■ GIVEN TEXT
Leo: Christina can leave her wallet at home.
Christina: No, I still probably can't, but it gets closer. I'm waiting for
that day because I have actually left my wallet at home before, and I have
realized this, and I have been like kind of in a bind, and you have to find the Uber or whatever to get back because you don't have a
credit card on you. This has happened to me more than once. But if you have the
Apple Pay it's like hey, that's cool.
Leo: Again, I have set up Google Wallet on here and I have TAPnPAY, as any modern Android phone will. I should be able
to walk into any Apple Pay stores and tap.
Christina: Yes you should be able to.
Leo: And obviously with the fingerprint reader, unless I have a
Samsung, I will be entering a pin. That's not so bad.
Steve: Is that really easier than swiping though? Swiping a credit card?
Leo: I like the Apple video where the woman has to dig through the Tic Tacs and everything in her purse to get a credit card.
Steve: It's so hard to get a credit card out.
Leo: Somehow she magically has a phone just ready to go.
Dieter: Well, I mean, let's face it. If you are waiting in line at a store
you have got your phone on anyway, right? You are already checking it.
Christina: Right.
Dieter: So it's just like...
Leo: I took Twitter off of my phone. I have a very strong opinion about
that. We should talk another time. I think Twitter is the single number one
reason that we have such a hostile environment, especially for women, in the
digital world these days. Because Twitter just facilitates this and has no
desire to stop it.
Christina: No, they really don't. My friend Brianna...
Leo: She's your friend?
Christina: She's my friend, yeah.
Leo: Terrible situation, Brianna Wu, right?
Christina: Yeah, Brianna Wu, right, @Spacekatgal. She's
fantastic and that was awful. I was in Montreal when that was happening and
then when I came back and I saw it I was like, are you kidding me? Of all people? But I loved the article that she wrote for xoJane. That was so good, and it was so right, too. My husband, who didn't realize that we were friends, and he read it
and I was like yeah, that's my girl Bri, she's a
badass. I was so glad that she wrote that article because she's right, she's completely the wrong person. Like they picked
the wrong person with her to kind of go up against because...
Leo: They don't care.
Christina: Well, I know that they don't care, but she...
Leo: Whoever they is, that's one guy.
Christina: Right, but she is somebody who won't back down, which is what's
you know. I mean that it's terrible what's happened but she won't back down.

■ TASK INSTRUCTIONS
1 - Answer these questions using the Apple Pay transcript, one answer per line, marked to match.
(a) What did Leo take off his phone?
(b) Where was Christina when the situation with Brianna Wu was happening?
(c) What publication was Brianna's article written for?
2 - Print the section of the Apple Pay transcript that begins at the words "Christina: Yeah, Brianna" and stops after "care, but she...".
3 - Carry on the Apple Pay transcript from the point where it stops.

■ DATASET
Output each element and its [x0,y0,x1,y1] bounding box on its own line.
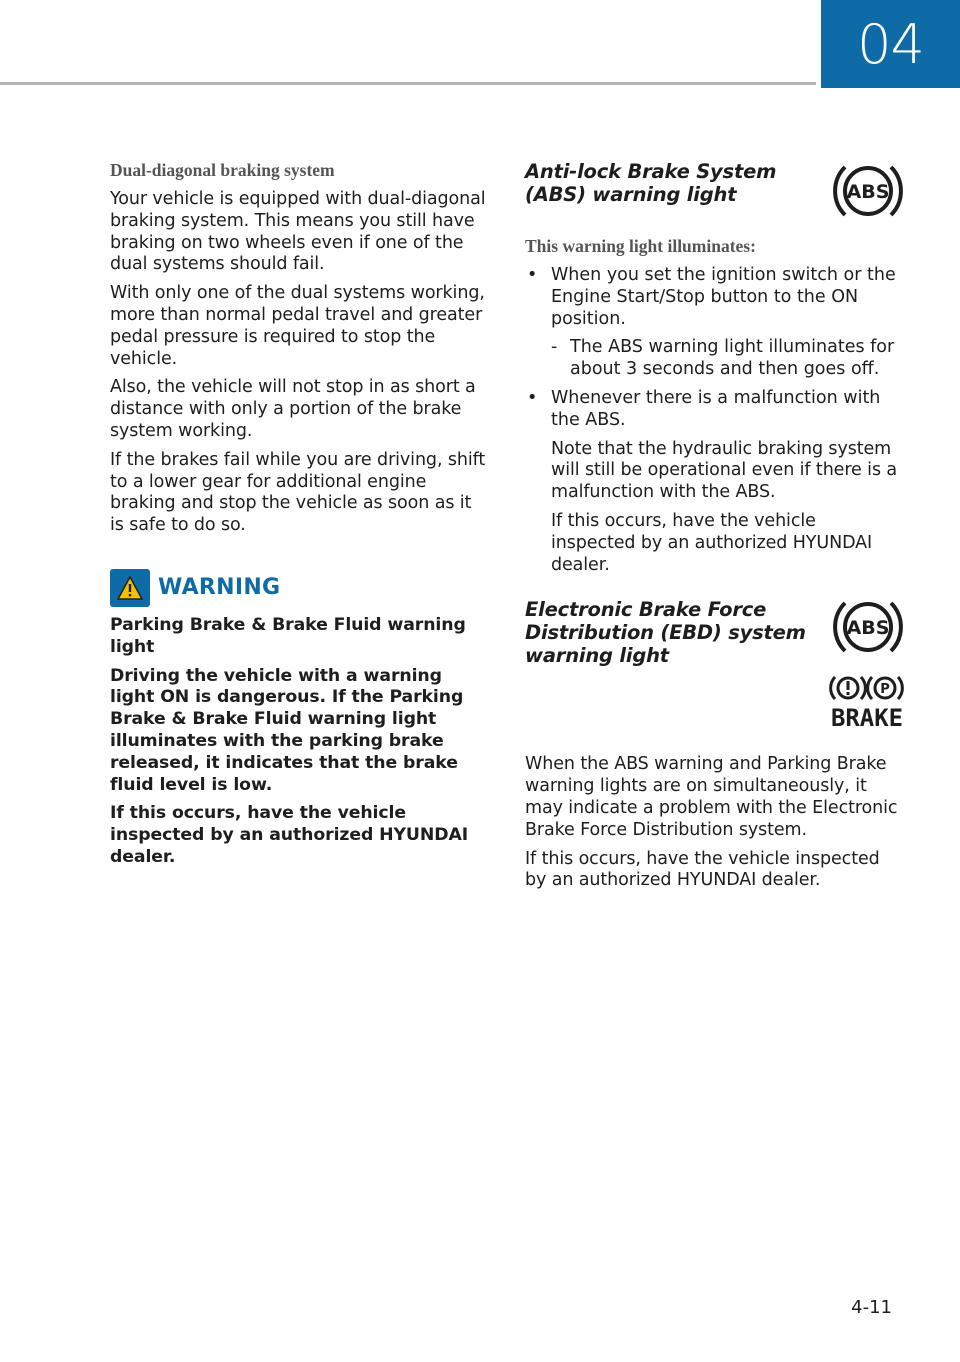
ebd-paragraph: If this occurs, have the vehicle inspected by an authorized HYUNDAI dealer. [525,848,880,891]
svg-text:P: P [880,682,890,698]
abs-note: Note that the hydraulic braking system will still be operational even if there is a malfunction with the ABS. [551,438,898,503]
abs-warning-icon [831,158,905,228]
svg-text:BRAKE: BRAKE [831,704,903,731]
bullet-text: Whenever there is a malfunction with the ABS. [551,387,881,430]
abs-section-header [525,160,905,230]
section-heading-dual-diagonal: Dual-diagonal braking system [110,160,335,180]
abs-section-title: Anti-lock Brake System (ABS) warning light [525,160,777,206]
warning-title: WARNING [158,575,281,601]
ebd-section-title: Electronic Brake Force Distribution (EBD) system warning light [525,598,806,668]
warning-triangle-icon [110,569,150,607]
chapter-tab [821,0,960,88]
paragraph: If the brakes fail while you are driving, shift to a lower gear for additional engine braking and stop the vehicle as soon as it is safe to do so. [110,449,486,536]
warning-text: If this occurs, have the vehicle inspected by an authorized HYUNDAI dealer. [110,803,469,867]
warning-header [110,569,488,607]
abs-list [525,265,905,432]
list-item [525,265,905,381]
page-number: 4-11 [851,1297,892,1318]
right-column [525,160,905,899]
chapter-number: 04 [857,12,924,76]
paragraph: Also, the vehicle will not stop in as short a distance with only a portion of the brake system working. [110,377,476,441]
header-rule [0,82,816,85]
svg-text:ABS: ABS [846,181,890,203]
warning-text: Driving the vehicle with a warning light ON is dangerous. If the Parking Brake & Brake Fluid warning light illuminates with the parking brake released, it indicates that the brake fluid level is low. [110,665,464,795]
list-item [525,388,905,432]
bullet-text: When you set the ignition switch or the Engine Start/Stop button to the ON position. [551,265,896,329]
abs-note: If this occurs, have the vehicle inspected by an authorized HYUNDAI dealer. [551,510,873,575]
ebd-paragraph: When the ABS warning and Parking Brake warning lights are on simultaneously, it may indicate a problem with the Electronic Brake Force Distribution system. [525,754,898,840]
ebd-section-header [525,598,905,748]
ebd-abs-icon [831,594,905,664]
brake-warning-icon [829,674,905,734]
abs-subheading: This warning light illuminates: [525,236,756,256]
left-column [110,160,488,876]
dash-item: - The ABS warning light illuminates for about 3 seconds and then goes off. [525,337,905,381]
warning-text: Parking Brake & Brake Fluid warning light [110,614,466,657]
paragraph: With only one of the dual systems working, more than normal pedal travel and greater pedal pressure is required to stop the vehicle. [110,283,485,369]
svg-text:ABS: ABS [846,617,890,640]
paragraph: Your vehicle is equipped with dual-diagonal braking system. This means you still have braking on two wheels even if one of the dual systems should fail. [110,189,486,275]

...

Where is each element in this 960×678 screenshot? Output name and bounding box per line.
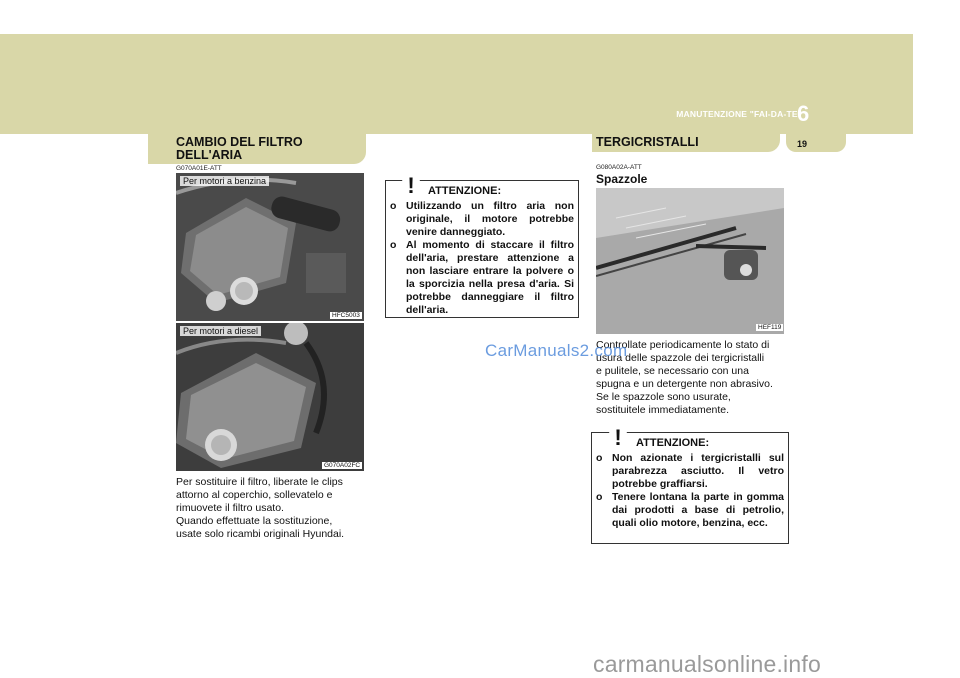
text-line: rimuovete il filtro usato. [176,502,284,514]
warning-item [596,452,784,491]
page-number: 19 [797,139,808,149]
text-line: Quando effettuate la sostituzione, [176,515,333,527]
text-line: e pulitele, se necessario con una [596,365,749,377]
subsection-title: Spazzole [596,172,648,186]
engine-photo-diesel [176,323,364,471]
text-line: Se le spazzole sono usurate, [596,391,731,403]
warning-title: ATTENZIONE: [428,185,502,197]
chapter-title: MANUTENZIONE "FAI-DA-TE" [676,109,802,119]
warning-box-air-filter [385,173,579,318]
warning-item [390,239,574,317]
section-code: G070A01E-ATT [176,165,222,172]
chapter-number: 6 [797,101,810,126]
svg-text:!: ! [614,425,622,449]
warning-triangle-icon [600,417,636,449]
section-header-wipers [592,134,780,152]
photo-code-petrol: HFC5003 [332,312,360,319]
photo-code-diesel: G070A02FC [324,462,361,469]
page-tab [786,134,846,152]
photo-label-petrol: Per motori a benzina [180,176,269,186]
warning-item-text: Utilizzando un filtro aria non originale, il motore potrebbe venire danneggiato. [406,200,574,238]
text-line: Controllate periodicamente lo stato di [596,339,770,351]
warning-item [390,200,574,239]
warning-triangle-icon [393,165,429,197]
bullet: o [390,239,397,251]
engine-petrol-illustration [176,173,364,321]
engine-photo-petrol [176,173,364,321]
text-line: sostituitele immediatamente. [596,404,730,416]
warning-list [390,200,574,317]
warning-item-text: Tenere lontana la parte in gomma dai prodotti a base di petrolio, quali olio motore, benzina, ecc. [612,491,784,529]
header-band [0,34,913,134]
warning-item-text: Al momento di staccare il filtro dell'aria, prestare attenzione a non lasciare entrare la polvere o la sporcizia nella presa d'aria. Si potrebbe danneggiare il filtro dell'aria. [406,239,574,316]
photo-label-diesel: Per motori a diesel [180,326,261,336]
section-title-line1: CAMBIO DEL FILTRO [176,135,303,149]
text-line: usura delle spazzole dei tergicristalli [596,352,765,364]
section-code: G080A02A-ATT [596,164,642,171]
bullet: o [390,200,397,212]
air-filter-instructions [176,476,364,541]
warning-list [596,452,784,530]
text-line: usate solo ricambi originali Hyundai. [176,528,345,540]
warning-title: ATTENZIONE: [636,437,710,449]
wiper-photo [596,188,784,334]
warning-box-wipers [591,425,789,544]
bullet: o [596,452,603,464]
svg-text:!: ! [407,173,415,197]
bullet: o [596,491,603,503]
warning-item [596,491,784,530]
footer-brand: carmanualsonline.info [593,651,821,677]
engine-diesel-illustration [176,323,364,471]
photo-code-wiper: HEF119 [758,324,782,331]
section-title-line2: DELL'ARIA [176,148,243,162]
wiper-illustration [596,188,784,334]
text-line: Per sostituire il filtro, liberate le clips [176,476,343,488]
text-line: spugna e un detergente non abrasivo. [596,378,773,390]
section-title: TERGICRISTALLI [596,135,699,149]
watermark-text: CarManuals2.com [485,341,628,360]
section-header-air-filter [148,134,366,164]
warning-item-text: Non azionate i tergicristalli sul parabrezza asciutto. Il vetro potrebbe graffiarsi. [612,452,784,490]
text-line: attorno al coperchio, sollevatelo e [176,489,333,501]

■ ANSWERS TO THE TASKS
1 -
(a) Twitter
(b) Montreal
(c) xoJane

2 -
Christina: Yeah, Brianna Wu, right, @Spacekatgal. She's
fantastic and that was awful. I was in Montreal when that was happening and
then when I came back and I saw it I was like, are you kidding me? Of all people? But I loved the article that she wrote for xoJane. That was so good, and it was so right, too. My husband, who didn't realize that we were friends, and he read it
and I was like yeah, that's my girl Bri, she's a
badass. I was so glad that she wrote that article because she's right, she's completely the wrong person. Like they picked
the wrong person with her to kind of go up against because...
Leo: They don't care.
Christina: Well, I know that they don't care, but she...

3 -
Leo: I meant to ask you, so to keep people up to date she received
death threats on Twitter. She tweeted I'm out of here and she and her family
left their home. Are they back in their home?
Christina: I'm not sure.
Leo: Has Twitter done anything to that guy?
Christina: He was banned or whatever but I mean, I'm not sure how...
Leo: Which means he had a new account name within 3 seconds.
Christina: I'm not sure what they are doing with that. That's the thing, you
know, people say well it was just some guy on the internet. Somebody puts your
address in there and making really specific threats.
Leo: Well she was doxed, which is a particular problem.
Christina: She was doxed, and they were saying that he was making really
specific threats, yeah, you've got to call the police.
Leo: In fact, law enforcement will get involved if there is that kind
of credible threat to your life.
Christina: That was the thing, so you know. What was Twitter's role in this? You
know, Twitter doesn't want to get involved; Zelda Williams we saw the same
thing.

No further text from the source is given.